Stored data entries:
-=-=-=-=-

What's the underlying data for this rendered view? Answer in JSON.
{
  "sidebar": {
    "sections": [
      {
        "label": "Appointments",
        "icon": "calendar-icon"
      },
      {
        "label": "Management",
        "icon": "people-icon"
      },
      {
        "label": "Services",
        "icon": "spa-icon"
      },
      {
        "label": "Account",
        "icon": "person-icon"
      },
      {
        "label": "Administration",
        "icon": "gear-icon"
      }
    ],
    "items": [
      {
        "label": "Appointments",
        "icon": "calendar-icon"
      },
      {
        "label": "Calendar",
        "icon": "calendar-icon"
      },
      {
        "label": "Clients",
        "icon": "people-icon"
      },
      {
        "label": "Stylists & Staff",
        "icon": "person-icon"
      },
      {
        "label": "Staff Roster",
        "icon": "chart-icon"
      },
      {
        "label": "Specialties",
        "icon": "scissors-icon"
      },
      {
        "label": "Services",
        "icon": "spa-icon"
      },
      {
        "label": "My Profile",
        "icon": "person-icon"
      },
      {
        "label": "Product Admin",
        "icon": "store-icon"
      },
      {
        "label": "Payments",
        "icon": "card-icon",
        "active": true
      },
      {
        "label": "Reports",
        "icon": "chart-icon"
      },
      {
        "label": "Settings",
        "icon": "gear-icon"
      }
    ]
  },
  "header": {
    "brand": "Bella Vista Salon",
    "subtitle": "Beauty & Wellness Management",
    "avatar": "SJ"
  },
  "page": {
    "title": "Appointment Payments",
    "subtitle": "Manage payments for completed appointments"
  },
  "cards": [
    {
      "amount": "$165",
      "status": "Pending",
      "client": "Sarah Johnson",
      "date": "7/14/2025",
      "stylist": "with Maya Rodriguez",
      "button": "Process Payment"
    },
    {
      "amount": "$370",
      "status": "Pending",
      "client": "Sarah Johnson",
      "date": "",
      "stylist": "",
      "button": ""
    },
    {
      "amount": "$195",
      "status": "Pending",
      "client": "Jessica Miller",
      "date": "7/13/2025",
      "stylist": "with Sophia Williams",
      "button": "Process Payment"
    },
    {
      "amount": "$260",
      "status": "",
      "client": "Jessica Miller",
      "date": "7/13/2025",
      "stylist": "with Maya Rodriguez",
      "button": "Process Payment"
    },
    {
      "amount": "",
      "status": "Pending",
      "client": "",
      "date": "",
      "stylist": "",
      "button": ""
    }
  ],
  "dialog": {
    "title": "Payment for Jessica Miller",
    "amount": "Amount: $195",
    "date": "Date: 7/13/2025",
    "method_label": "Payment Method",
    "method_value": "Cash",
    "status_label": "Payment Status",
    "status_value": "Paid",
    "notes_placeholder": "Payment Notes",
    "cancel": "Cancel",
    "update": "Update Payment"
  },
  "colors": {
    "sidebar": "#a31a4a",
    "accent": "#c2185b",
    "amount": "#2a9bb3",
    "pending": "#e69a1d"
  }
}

-=-=-=-=-

» Task requirements
Copy all the lines, exactly.

» Output below
What's the underlying data for this rendered view? Answer in JSON.
{
  "sidebar": {
    "sections": [
      {
        "label": "Appointments",
        "icon": "calendar-icon"
      },
      {
        "label": "Management",
        "icon": "people-icon"
      },
      {
        "label": "Services",
        "icon": "spa-icon"
      },
      {
        "label": "Account",
        "icon": "person-icon"
      },
      {
        "label": "Administration",
        "icon": "gear-icon"
      }
    ],
    "items": [
      {
        "label": "Appointments",
        "icon": "calendar-icon"
      },
      {
        "label": "Calendar",
        "icon": "calendar-icon"
      },
      {
        "label": "Clients",
        "icon": "people-icon"
      },
      {
        "label": "Stylists & Staff",
        "icon": "person-icon"
      },
      {
        "label": "Staff Roster",
        "icon": "chart-icon"
      },
      {
        "label": "Specialties",
        "icon": "scissors-icon"
      },
      {
        "label": "Services",
        "icon": "spa-icon"
      },
      {
        "label": "My Profile",
        "icon": "person-icon"
      },
      {
        "label": "Product Admin",
        "icon": "store-icon"
      },
      {
        "label": "Payments",
        "icon": "card-icon",
        "active": true
      },
      {
        "label": "Reports",
        "icon": "chart-icon"
      },
      {
        "label": "Settings",
        "icon": "gear-icon"
      }
    ]
  },
  "header": {
    "brand": "Bella Vista Salon",
    "subtitle": "Beauty & Wellness Management",
    "avatar": "SJ"
  },
  "page": {
    "title": "Appointment Payments",
    "subtitle": "Manage payments for completed appointments"
  },
  "cards": [
    {
      "amount": "$165",
      "status": "Pending",
      "client": "Sarah Johnson",
      "date": "7/14/2025",
      "stylist": "with Maya Rodriguez",
      "button": "Process Payment"
    },
    {
      "amount": "$370",
      "status": "Pending",
      "client": "Sarah Johnson",
      "date": "",
      "stylist": "",
      "button": ""
    },
    {
      "amount": "$195",
      "status": "Pending",
      "client": "Jessica Miller",
      "date": "7/13/2025",
      "stylist": "with Sophia Williams",
      "button": "Process Payment"
    },
    {
      "amount": "$260",
      "status": "",
      "client": "Jessica Miller",
      "date": "7/13/2025",
      "stylist": "with Maya Rodriguez",
      "button": "Process Payment"
    },
    {
      "amount": "",
      "status": "Pending",
      "client": "",
      "date": "",
      "stylist": "",
      "button": ""
    }
  ],
  "dialog": {
    "title": "Payment for Jessica Miller",
    "amount": "Amount: $195",
    "date": "Date: 7/13/2025",
    "method_label": "Payment Method",
    "method_value": "Cash",
    "status_label": "Payment Status",
    "status_value": "Paid",
    "notes_placeholder": "Payment Notes",
    "cancel": "Cancel",
    "update": "Update Payment"
  },
  "colors": {
    "sidebar": "#a31a4a",
    "accent": "#c2185b",
    "amount": "#2a9bb3",
    "pending": "#e69a1d"
  }
}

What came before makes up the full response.